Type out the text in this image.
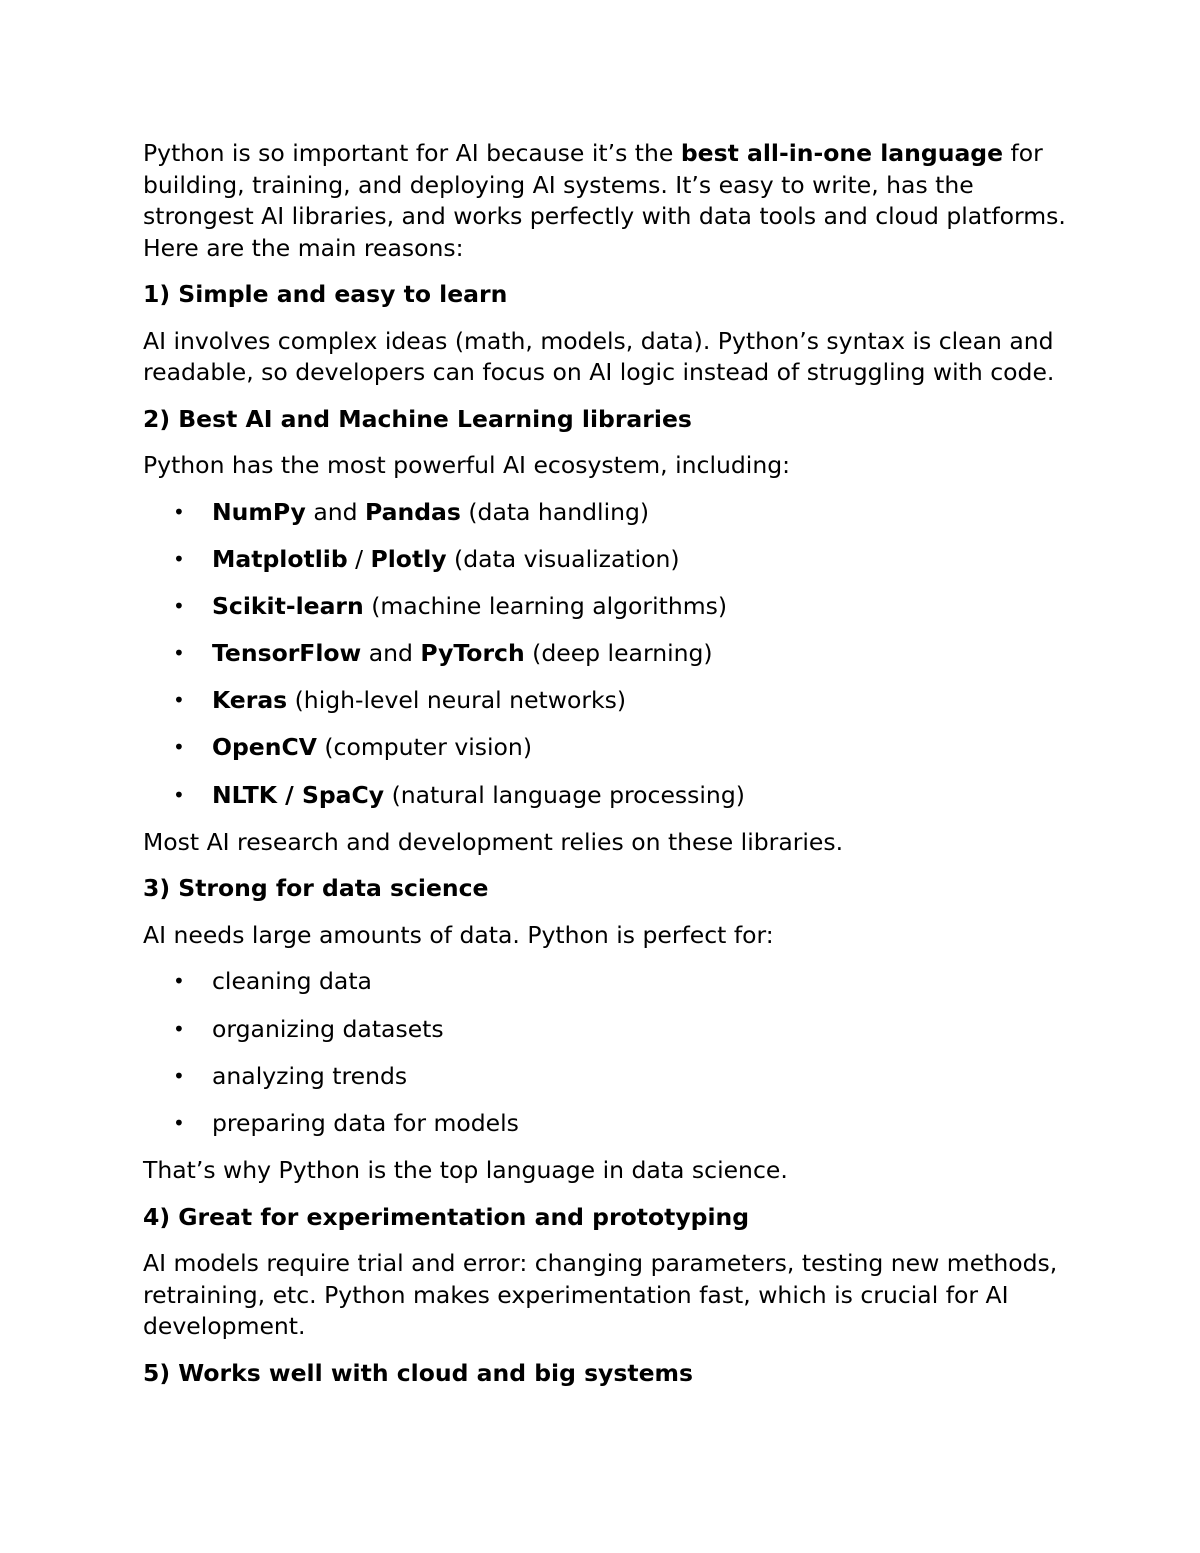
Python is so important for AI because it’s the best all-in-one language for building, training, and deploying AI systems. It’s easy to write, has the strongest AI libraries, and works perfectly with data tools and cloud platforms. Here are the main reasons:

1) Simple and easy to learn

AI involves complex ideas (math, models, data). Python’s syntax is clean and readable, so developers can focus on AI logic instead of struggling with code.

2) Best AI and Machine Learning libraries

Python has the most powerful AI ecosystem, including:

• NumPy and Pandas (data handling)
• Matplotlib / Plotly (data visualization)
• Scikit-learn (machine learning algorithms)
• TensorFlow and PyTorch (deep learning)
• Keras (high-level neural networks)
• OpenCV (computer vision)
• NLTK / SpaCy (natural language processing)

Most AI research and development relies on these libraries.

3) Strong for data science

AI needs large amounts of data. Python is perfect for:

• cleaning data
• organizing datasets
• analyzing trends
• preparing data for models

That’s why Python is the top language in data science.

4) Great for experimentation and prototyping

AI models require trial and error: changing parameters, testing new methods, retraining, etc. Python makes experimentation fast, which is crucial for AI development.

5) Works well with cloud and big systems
========================
=== WORK TO COMPLETE ===
Only lines with "models" are wanted here; list each of them.

=== TASK SOLUTION ===
AI involves complex ideas (math, models, data). Python’s syntax is clean and readable, so developers can focus on AI logic instead of struggling with code.
• preparing data for models
AI models require trial and error: changing parameters, testing new methods, retraining, etc. Python makes experimentation fast, which is crucial for AI development.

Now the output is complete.